WRITTEN INSTRUCTION: Go through the records and show each line where the word "name" occurs.

┌─ TASK MATERIAL

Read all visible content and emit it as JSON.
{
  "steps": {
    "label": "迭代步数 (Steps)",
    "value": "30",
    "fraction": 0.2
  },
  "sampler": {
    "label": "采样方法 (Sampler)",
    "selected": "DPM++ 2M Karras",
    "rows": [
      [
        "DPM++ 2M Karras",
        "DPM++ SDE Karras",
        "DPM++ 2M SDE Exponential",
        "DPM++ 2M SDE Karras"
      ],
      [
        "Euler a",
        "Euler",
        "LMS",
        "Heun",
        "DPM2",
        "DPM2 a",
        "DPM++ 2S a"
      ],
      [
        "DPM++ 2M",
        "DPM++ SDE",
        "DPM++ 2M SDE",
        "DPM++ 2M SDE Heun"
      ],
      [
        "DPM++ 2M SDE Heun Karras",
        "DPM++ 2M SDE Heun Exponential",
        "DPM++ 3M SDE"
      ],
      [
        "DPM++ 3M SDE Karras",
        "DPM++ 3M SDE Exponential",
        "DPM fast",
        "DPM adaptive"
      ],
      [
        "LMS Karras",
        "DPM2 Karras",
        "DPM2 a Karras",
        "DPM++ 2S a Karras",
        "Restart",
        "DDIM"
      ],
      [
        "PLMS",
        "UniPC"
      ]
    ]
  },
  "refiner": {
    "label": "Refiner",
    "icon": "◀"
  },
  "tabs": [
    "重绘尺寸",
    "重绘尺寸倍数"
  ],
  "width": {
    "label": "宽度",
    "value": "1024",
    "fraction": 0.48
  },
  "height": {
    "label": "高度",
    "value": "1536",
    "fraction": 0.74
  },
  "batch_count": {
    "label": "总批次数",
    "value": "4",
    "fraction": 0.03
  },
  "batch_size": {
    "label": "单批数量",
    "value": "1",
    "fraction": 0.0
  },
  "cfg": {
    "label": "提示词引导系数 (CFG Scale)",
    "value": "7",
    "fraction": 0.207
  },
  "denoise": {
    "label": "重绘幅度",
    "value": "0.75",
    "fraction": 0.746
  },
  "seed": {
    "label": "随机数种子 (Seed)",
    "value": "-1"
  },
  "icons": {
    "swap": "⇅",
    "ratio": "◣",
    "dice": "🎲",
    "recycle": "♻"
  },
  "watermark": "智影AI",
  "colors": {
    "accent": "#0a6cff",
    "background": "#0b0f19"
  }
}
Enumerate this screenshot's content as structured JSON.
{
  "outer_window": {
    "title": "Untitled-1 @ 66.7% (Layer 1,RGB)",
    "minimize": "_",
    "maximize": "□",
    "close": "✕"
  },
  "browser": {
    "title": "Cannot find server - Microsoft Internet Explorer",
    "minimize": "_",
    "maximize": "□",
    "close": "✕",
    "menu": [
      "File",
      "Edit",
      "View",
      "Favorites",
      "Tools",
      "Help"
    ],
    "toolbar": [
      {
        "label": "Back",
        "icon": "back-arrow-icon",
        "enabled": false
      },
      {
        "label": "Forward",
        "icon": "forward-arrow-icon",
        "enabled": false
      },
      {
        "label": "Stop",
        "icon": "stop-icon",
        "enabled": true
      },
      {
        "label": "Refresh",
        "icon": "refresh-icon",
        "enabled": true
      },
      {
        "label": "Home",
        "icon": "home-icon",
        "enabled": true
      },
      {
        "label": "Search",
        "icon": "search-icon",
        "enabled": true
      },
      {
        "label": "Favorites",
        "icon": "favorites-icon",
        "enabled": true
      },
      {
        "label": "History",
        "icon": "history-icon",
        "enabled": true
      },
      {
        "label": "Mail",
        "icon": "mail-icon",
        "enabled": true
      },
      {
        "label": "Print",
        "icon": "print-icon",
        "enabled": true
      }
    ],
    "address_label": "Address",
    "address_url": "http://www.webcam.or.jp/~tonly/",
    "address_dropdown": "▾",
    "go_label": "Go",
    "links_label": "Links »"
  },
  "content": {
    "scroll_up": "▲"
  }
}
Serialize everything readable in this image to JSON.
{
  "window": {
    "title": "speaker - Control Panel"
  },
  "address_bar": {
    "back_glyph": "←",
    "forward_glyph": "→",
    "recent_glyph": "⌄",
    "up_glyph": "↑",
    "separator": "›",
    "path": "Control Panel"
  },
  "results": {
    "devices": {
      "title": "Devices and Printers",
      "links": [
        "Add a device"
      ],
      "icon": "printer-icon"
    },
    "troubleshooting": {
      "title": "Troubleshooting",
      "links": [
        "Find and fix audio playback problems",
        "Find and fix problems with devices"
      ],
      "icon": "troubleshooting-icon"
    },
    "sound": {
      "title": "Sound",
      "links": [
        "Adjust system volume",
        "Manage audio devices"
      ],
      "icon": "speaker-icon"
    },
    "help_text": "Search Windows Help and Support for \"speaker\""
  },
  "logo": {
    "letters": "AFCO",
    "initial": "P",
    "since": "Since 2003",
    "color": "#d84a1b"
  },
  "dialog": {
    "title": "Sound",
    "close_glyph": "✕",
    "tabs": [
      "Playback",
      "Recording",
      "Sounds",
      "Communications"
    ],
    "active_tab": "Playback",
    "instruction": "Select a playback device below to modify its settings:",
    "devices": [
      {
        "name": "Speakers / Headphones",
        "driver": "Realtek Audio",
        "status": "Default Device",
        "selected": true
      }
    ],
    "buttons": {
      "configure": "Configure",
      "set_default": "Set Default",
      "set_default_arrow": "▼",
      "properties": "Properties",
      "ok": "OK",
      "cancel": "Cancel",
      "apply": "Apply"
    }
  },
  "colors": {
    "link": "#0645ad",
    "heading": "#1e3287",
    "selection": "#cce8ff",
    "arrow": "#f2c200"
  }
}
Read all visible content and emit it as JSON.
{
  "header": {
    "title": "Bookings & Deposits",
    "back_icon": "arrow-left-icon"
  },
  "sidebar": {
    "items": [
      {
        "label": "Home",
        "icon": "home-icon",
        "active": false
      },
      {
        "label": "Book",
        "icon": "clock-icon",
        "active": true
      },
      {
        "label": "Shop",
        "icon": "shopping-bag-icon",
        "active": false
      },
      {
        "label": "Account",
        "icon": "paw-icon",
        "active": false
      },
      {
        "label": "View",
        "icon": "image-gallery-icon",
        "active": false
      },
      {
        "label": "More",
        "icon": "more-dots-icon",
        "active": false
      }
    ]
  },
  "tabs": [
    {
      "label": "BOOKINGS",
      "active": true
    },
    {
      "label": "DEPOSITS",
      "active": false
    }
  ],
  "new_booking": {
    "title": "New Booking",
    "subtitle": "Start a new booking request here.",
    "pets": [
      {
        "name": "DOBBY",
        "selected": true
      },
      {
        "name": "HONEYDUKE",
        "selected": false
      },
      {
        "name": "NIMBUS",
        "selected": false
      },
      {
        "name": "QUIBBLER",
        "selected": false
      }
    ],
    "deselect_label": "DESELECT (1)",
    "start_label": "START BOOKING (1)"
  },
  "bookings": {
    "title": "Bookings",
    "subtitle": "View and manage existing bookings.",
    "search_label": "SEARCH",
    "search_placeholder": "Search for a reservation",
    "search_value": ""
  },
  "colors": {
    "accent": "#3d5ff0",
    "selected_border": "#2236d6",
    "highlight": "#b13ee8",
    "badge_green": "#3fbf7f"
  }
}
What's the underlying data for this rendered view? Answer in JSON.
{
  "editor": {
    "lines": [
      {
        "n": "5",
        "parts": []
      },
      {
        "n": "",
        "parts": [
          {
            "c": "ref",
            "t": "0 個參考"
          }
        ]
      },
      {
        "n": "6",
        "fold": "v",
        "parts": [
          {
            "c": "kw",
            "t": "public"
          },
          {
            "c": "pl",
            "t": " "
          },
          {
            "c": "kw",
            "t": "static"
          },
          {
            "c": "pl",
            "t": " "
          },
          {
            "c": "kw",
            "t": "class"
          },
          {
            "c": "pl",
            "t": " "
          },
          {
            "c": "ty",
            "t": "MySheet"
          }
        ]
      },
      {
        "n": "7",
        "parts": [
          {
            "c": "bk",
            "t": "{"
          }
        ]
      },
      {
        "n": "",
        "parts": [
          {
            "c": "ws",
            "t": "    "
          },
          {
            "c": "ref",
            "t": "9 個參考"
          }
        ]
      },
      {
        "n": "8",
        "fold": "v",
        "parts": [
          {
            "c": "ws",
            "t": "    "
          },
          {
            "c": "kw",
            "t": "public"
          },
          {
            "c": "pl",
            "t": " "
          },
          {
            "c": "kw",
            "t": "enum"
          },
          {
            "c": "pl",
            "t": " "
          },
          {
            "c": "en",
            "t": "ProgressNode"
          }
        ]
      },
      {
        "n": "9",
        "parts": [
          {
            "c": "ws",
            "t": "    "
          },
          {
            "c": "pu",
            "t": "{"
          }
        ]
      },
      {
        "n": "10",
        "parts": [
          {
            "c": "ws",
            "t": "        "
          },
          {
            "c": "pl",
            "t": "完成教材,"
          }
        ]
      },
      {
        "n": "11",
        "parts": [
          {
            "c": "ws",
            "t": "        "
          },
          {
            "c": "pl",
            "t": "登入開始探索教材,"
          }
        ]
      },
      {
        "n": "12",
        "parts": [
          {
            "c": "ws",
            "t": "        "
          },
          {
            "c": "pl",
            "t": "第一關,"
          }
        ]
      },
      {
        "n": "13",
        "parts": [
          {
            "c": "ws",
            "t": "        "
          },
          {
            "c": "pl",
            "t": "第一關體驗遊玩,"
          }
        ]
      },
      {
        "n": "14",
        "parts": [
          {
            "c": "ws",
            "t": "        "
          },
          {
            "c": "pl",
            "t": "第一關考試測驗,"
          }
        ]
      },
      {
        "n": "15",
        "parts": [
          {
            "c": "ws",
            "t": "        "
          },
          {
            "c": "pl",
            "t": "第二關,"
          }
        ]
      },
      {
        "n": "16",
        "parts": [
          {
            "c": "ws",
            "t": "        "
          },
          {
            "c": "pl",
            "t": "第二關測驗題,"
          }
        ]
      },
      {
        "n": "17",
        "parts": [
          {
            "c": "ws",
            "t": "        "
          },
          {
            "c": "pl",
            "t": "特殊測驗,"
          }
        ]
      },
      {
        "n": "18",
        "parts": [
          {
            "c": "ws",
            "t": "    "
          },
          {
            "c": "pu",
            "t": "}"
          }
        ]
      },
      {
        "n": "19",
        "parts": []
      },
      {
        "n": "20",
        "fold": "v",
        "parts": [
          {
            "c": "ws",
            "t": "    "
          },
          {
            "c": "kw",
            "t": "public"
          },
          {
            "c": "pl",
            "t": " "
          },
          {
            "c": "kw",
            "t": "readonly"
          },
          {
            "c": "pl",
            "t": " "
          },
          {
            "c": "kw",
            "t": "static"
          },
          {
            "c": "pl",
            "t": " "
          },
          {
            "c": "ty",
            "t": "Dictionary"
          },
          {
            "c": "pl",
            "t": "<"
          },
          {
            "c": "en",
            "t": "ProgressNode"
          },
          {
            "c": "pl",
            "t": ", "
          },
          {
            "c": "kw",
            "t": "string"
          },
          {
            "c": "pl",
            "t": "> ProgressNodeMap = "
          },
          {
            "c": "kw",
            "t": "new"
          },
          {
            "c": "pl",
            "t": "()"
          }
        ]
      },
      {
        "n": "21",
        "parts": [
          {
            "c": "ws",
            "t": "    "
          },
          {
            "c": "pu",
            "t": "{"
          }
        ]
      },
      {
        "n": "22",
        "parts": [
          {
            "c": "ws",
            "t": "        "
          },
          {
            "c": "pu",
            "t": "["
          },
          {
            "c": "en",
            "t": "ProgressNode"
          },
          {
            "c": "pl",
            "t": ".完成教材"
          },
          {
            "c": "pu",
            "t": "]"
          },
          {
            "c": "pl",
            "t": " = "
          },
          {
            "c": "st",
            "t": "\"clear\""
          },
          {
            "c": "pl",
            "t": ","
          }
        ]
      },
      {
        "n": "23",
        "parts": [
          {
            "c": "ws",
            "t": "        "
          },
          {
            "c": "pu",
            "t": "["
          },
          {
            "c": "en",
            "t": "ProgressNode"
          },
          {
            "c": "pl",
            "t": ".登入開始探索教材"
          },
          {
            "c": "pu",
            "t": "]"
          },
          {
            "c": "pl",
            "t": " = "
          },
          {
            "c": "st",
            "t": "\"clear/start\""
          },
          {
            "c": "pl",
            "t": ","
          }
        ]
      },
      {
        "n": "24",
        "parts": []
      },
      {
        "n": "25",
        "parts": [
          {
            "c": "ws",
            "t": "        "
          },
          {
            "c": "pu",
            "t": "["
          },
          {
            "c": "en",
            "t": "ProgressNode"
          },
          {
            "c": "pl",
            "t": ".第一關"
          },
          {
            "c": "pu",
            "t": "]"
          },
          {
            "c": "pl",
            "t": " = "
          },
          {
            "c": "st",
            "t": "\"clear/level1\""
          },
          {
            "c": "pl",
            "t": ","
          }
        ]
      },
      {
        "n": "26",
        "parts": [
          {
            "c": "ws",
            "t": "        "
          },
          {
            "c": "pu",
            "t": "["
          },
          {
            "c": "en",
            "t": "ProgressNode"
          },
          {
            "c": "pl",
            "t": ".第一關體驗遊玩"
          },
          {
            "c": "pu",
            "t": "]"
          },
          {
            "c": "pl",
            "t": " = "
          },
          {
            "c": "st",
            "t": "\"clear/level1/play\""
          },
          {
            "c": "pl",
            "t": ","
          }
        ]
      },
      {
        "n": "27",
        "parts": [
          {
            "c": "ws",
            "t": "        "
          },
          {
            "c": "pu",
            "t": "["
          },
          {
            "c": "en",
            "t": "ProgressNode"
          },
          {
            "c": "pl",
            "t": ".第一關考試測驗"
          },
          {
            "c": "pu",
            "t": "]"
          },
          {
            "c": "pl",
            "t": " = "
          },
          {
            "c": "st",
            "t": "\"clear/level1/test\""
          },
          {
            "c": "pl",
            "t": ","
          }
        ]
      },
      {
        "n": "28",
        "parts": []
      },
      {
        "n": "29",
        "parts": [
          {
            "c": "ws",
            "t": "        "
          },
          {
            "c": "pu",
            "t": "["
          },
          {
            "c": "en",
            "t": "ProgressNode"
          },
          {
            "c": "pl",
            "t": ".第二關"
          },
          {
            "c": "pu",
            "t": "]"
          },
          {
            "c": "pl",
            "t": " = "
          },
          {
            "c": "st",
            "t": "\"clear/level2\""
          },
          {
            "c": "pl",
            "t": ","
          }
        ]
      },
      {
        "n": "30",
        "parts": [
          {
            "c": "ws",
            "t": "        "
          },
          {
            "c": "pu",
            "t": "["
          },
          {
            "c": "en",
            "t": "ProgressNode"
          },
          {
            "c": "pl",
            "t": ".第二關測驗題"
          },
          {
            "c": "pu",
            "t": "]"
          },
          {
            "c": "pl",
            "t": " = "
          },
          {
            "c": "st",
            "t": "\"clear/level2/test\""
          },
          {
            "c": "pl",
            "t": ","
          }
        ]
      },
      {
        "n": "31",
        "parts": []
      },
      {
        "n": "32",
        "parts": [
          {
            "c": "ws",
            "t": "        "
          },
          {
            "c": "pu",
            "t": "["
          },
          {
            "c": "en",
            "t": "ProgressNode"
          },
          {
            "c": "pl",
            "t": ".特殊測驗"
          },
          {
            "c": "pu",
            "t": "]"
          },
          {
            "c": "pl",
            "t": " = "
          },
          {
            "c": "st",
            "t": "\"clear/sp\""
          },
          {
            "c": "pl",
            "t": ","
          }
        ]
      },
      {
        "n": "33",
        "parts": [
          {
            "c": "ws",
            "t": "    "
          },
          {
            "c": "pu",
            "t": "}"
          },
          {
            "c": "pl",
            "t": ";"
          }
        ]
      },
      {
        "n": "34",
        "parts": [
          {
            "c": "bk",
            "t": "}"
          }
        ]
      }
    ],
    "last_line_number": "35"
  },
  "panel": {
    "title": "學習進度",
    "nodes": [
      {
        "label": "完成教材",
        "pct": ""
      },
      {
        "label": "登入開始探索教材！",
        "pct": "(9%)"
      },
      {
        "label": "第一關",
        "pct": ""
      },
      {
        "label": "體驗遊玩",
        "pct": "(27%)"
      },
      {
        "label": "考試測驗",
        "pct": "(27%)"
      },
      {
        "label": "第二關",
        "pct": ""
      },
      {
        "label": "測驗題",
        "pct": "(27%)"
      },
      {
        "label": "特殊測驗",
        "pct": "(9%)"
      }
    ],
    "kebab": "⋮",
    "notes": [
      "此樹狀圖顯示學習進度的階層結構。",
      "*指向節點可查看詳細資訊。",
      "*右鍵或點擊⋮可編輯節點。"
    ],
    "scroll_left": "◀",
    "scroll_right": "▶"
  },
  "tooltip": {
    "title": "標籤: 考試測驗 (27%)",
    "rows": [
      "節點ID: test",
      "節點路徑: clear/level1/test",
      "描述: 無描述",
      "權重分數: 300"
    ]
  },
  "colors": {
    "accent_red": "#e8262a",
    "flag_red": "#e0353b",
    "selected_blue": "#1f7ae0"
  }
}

└─

THE OUTPUT:
        "name": "Speakers / Headphones",
        "name": "DOBBY",
        "name": "HONEYDUKE",
        "name": "NIMBUS",
        "name": "QUIBBLER",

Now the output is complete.